EXTRACTED MATERIAL:
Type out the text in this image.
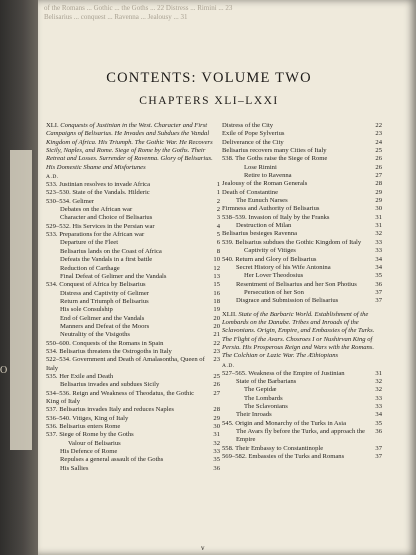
O
of the Romans ... Gothic ... the Goths ... 22 Distress ... Rimini ... 23
Belisarius ... conquest ... Ravenna ... Jealousy ... 31
CONTENTS: VOLUME TWO
CHAPTERS XLI–LXXI
XLI. Conquests of Justinian in the West. Character and First Campaigns of Belisarius. He Invades and Subdues the Vandal Kingdom of Africa. His Triumph. The Gothic War. He Recovers Sicily, Naples, and Rome. Siege of Rome by the Goths. Their Retreat and Losses. Surrender of Ravenna. Glory of Belisarius. His Domestic Shame and Misfortunes
A.D.
533. Justinian resolves to invade Africa	1
523–530. State of the Vandals. Hilderic	1
530–534. Gelimer	2
Debates on the African war	2
Character and Choice of Belisarius	3
529–532. His Services in the Persian war	4
533. Preparations for the African war	5
Departure of the Fleet	6
Belisarius lands on the Coast of Africa	8
Defeats the Vandals in a first battle	10
Reduction of Carthage	12
Final Defeat of Gelimer and the Vandals	13
534. Conquest of Africa by Belisarius	15
Distress and Captivity of Gelimer	16
Return and Triumph of Belisarius	18
His sole Consulship	19
End of Gelimer and the Vandals	20
Manners and Defeat of the Moors	20
Neutrality of the Visigoths	21
550–600. Conquests of the Romans in Spain	22
534. Belisarius threatens the Ostrogoths in Italy	23
522–534. Government and Death of Amalasontha, Queen of Italy
23
535. Her Exile and Death	25
Belisarius invades and subdues Sicily	26
534–536. Reign and Weakness of Theodatus, the Gothic King of Italy
27
537. Belisarius invades Italy and reduces Naples	28
536–540. Vitiges, King of Italy	29
536. Belisarius enters Rome	30
537. Siege of Rome by the Goths	31
Valour of Belisarius	32
His Defence of Rome	33
Repulses a general assault of the Goths	35
His Sallies	36
Distress of the City	22
Exile of Pope Sylverius	23
Deliverance of the City	24
Belisarius recovers many Cities of Italy	25
538. The Goths raise the Siege of Rome	26
Lose Rimini	26
Retire to Ravenna	27
Jealousy of the Roman Generals	28
Death of Constantine	29
The Eunuch Narses	29
Firmness and Authority of Belisarius	30
538–539. Invasion of Italy by the Franks	31
Destruction of Milan	31
Belisarius besieges Ravenna	32
539. Belisarius subdues the Gothic Kingdom of Italy	33
Captivity of Vitiges	33
540. Return and Glory of Belisarius	34
Secret History of his Wife Antonina	34
Her Lover Theodosius	35
Resentment of Belisarius and her Son Photius	36
Persecution of her Son	37
Disgrace and Submission of Belisarius	37
XLII. State of the Barbaric World. Establishment of the Lombards on the Danube. Tribes and Inroads of the Sclavonians. Origin, Empire, and Embassies of the Turks. The Flight of the Avars. Chosroes I or Nushirvan King of Persia. His Prosperous Reign and Wars with the Romans. The Colchian or Lazic War. The Æthiopians
A.D.
527–565. Weakness of the Empire of Justinian	31
State of the Barbarians	32
The Gepidæ	32
The Lombards	33
The Sclavonians	33
Their Inroads	34
545. Origin and Monarchy of the Turks in Asia	35
The Avars fly before the Turks, and approach the Empire
36
558. Their Embassy to Constantinople	37
569–582. Embassies of the Turks and Romans	37
v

EXERCISE:
Give the count of lines in the listing that hold the word "Vandals", with no other text.

FINISHED EXERCISE:
4